_Data to process_.
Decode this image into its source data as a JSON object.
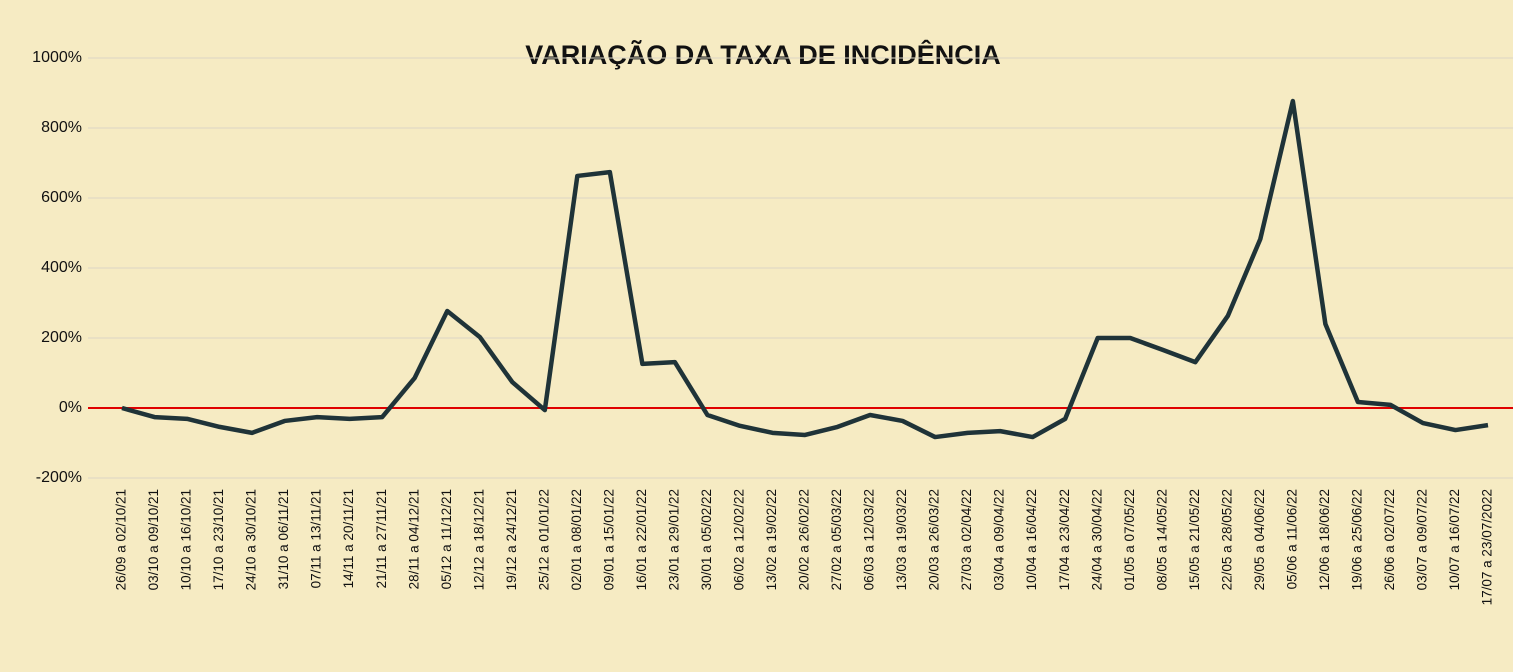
{
  "chart_data": {
    "type": "line",
    "title": "VARIAÇÃO DA TAXA DE INCIDÊNCIA",
    "categories": [
      "26/09 a 02/10/21",
      "03/10 a 09/10/21",
      "10/10 a 16/10/21",
      "17/10 a 23/10/21",
      "24/10 a 30/10/21",
      "31/10 a 06/11/21",
      "07/11 a 13/11/21",
      "14/11 a 20/11/21",
      "21/11 a 27/11/21",
      "28/11 a 04/12/21",
      "05/12 a 11/12/21",
      "12/12 a 18/12/21",
      "19/12 a 24/12/21",
      "25/12 a 01/01/22",
      "02/01 a 08/01/22",
      "09/01 a 15/01/22",
      "16/01 a 22/01/22",
      "23/01 a 29/01/22",
      "30/01 a 05/02/22",
      "06/02 a 12/02/22",
      "13/02 a 19/02/22",
      "20/02 a 26/02/22",
      "27/02 a 05/03/22",
      "06/03 a 12/03/22",
      "13/03 a 19/03/22",
      "20/03 a 26/03/22",
      "27/03 a 02/04/22",
      "03/04 a 09/04/22",
      "10/04 a 16/04/22",
      "17/04 a 23/04/22",
      "24/04 a 30/04/22",
      "01/05 a 07/05/22",
      "08/05 a 14/05/22",
      "15/05 a 21/05/22",
      "22/05 a 28/05/22",
      "29/05 a 04/06/22",
      "05/06 a 11/06/22",
      "12/06 a 18/06/22",
      "19/06 a 25/06/22",
      "26/06 a 02/07/22",
      "03/07 a 09/07/22",
      "10/07 a 16/07/22",
      "17/07 a 23/07/2022"
    ],
    "values": [
      0,
      -26,
      -31,
      -54,
      -71,
      -37,
      -26,
      -31,
      -26,
      86,
      277,
      203,
      74,
      -6,
      663,
      674,
      126,
      131,
      -20,
      -51,
      -71,
      -77,
      -54,
      -20,
      -37,
      -83,
      -71,
      -66,
      -83,
      -31,
      200,
      200,
      166,
      131,
      263,
      483,
      877,
      240,
      17,
      9,
      -43,
      -63,
      -49
    ],
    "color": "#1f3338",
    "zero_line_color": "#e00000",
    "ylim": [
      -200,
      1000
    ],
    "yticks": [
      {
        "value": -200,
        "label": "-200%"
      },
      {
        "value": 0,
        "label": "0%"
      },
      {
        "value": 200,
        "label": "200%"
      },
      {
        "value": 400,
        "label": "400%"
      },
      {
        "value": 600,
        "label": "600%"
      },
      {
        "value": 800,
        "label": "800%"
      },
      {
        "value": 1000,
        "label": "1000%"
      }
    ],
    "grid": true
  }
}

_Task_. Write the records above out again exactly, with no pictures in your copy.

_Expected output_.
Decode this image into its source data as a JSON object.
{
  "chart_data": {
    "type": "line",
    "title": "VARIAÇÃO DA TAXA DE INCIDÊNCIA",
    "categories": [
      "26/09 a 02/10/21",
      "03/10 a 09/10/21",
      "10/10 a 16/10/21",
      "17/10 a 23/10/21",
      "24/10 a 30/10/21",
      "31/10 a 06/11/21",
      "07/11 a 13/11/21",
      "14/11 a 20/11/21",
      "21/11 a 27/11/21",
      "28/11 a 04/12/21",
      "05/12 a 11/12/21",
      "12/12 a 18/12/21",
      "19/12 a 24/12/21",
      "25/12 a 01/01/22",
      "02/01 a 08/01/22",
      "09/01 a 15/01/22",
      "16/01 a 22/01/22",
      "23/01 a 29/01/22",
      "30/01 a 05/02/22",
      "06/02 a 12/02/22",
      "13/02 a 19/02/22",
      "20/02 a 26/02/22",
      "27/02 a 05/03/22",
      "06/03 a 12/03/22",
      "13/03 a 19/03/22",
      "20/03 a 26/03/22",
      "27/03 a 02/04/22",
      "03/04 a 09/04/22",
      "10/04 a 16/04/22",
      "17/04 a 23/04/22",
      "24/04 a 30/04/22",
      "01/05 a 07/05/22",
      "08/05 a 14/05/22",
      "15/05 a 21/05/22",
      "22/05 a 28/05/22",
      "29/05 a 04/06/22",
      "05/06 a 11/06/22",
      "12/06 a 18/06/22",
      "19/06 a 25/06/22",
      "26/06 a 02/07/22",
      "03/07 a 09/07/22",
      "10/07 a 16/07/22",
      "17/07 a 23/07/2022"
    ],
    "values": [
      0,
      -26,
      -31,
      -54,
      -71,
      -37,
      -26,
      -31,
      -26,
      86,
      277,
      203,
      74,
      -6,
      663,
      674,
      126,
      131,
      -20,
      -51,
      -71,
      -77,
      -54,
      -20,
      -37,
      -83,
      -71,
      -66,
      -83,
      -31,
      200,
      200,
      166,
      131,
      263,
      483,
      877,
      240,
      17,
      9,
      -43,
      -63,
      -49
    ],
    "color": "#1f3338",
    "zero_line_color": "#e00000",
    "ylim": [
      -200,
      1000
    ],
    "yticks": [
      {
        "value": -200,
        "label": "-200%"
      },
      {
        "value": 0,
        "label": "0%"
      },
      {
        "value": 200,
        "label": "200%"
      },
      {
        "value": 400,
        "label": "400%"
      },
      {
        "value": 600,
        "label": "600%"
      },
      {
        "value": 800,
        "label": "800%"
      },
      {
        "value": 1000,
        "label": "1000%"
      }
    ],
    "grid": true
  }
}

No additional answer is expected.